→ Task objective
Identify the lines bearing the string "right" and gather them.

→ Given entries

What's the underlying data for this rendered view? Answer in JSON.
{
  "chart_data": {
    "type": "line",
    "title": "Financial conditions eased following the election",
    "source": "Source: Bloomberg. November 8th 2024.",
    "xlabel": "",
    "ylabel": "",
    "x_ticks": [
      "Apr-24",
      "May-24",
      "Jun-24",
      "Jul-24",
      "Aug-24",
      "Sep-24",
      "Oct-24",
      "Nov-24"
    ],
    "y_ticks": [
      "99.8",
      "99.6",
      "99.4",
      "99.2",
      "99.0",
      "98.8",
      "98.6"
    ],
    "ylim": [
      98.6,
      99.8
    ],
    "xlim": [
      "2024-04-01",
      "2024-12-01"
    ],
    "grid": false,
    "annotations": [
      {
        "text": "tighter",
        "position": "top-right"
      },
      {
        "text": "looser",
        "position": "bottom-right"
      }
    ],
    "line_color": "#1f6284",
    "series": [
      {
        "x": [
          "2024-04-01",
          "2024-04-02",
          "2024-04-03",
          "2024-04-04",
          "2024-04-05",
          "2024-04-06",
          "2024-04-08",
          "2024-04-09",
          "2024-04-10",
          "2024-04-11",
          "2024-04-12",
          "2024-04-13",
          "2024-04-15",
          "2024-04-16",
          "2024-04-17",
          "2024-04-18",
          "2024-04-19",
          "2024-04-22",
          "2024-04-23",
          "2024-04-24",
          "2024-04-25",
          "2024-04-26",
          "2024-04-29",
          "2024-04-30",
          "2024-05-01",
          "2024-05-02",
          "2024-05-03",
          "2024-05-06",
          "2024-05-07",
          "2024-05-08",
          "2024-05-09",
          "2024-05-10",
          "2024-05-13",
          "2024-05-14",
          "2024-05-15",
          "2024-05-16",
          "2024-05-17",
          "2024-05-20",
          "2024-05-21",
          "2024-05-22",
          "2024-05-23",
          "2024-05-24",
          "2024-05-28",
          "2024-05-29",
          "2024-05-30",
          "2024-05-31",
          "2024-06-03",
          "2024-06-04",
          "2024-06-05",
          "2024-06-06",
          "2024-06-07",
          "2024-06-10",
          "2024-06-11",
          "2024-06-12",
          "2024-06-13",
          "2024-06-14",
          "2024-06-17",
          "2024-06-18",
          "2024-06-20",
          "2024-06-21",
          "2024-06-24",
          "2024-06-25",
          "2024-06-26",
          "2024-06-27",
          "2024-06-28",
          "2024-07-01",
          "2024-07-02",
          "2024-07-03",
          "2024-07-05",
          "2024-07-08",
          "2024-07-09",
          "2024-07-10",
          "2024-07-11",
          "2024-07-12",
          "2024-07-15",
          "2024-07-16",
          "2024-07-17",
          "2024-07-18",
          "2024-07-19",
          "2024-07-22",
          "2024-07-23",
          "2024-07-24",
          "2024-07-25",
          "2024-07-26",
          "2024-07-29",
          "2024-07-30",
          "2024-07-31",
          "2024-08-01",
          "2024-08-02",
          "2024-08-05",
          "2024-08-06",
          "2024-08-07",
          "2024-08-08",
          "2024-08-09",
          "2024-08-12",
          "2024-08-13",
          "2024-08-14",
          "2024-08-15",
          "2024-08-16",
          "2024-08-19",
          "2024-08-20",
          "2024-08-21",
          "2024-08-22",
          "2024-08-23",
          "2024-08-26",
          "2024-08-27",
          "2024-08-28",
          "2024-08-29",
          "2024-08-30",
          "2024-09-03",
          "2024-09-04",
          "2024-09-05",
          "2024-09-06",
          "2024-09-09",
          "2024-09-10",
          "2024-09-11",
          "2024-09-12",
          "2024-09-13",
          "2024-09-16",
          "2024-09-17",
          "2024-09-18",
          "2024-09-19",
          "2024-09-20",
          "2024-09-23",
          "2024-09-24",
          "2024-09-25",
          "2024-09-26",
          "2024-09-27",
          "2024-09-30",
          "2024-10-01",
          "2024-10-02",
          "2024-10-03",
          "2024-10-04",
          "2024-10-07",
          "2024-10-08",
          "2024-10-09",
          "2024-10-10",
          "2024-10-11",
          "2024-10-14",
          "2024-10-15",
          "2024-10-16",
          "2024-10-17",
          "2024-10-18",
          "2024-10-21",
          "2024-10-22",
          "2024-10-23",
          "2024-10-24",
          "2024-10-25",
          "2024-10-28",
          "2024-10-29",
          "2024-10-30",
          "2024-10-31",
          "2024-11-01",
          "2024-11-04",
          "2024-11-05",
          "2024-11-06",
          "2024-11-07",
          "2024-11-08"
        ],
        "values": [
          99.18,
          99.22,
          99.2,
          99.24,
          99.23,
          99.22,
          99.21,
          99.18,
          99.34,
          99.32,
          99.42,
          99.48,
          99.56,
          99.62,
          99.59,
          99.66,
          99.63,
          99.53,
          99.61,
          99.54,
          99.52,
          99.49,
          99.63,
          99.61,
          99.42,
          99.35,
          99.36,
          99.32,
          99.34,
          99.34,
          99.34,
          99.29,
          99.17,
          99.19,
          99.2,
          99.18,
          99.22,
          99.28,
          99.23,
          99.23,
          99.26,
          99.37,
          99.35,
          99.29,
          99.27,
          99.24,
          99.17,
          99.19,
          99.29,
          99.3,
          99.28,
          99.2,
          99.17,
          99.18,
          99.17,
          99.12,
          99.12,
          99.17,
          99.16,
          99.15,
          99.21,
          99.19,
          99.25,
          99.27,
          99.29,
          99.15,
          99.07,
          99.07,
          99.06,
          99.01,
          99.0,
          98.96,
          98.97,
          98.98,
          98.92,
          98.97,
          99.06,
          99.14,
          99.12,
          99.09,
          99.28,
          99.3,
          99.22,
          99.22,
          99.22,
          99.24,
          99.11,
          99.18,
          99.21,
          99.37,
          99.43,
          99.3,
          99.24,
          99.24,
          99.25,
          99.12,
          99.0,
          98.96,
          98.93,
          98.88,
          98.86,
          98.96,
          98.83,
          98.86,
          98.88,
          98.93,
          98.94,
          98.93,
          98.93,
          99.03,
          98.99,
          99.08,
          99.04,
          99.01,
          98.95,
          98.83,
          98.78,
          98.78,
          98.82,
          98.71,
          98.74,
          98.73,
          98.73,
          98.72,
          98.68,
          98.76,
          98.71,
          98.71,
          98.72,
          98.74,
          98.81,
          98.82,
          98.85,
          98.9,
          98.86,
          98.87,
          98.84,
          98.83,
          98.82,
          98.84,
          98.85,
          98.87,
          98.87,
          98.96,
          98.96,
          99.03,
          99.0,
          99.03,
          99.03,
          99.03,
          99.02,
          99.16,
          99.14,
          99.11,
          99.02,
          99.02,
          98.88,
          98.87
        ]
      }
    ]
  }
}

→ Response
        "position": "top-right"
        "position": "bottom-right"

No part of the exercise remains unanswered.